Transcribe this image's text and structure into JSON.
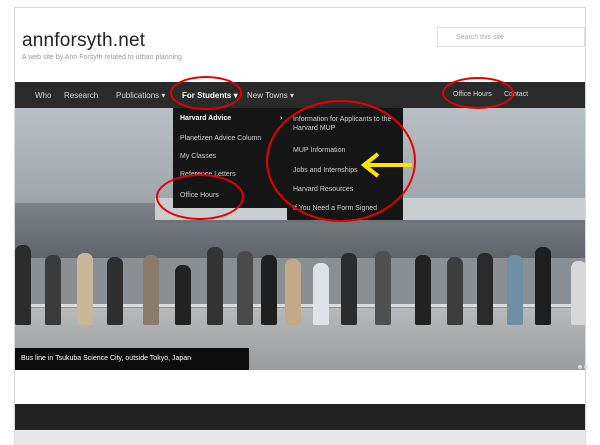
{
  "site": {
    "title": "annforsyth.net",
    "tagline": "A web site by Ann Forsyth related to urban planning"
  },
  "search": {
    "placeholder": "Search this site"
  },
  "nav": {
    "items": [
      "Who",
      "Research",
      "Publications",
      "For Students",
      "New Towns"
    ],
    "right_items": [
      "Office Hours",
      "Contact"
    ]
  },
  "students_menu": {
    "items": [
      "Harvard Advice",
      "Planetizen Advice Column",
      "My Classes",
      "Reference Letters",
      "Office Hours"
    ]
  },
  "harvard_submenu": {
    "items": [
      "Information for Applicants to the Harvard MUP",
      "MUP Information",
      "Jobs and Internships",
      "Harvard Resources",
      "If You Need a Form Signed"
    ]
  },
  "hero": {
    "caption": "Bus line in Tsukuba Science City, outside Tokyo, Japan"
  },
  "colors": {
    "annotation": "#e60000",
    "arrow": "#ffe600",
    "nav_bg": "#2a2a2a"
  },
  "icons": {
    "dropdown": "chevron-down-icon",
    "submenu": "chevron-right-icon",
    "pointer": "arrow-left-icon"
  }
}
══════
SHORT EXERCISE => Output the entries above exactly. Drop the pictures.

ANSWER TO THIS TASK =>
Transcribe this image's text and structure into JSON.
{
  "site": {
    "title": "annforsyth.net",
    "tagline": "A web site by Ann Forsyth related to urban planning"
  },
  "search": {
    "placeholder": "Search this site"
  },
  "nav": {
    "items": [
      "Who",
      "Research",
      "Publications",
      "For Students",
      "New Towns"
    ],
    "right_items": [
      "Office Hours",
      "Contact"
    ]
  },
  "students_menu": {
    "items": [
      "Harvard Advice",
      "Planetizen Advice Column",
      "My Classes",
      "Reference Letters",
      "Office Hours"
    ]
  },
  "harvard_submenu": {
    "items": [
      "Information for Applicants to the Harvard MUP",
      "MUP Information",
      "Jobs and Internships",
      "Harvard Resources",
      "If You Need a Form Signed"
    ]
  },
  "hero": {
    "caption": "Bus line in Tsukuba Science City, outside Tokyo, Japan"
  },
  "colors": {
    "annotation": "#e60000",
    "arrow": "#ffe600",
    "nav_bg": "#2a2a2a"
  },
  "icons": {
    "dropdown": "chevron-down-icon",
    "submenu": "chevron-right-icon",
    "pointer": "arrow-left-icon"
  }
}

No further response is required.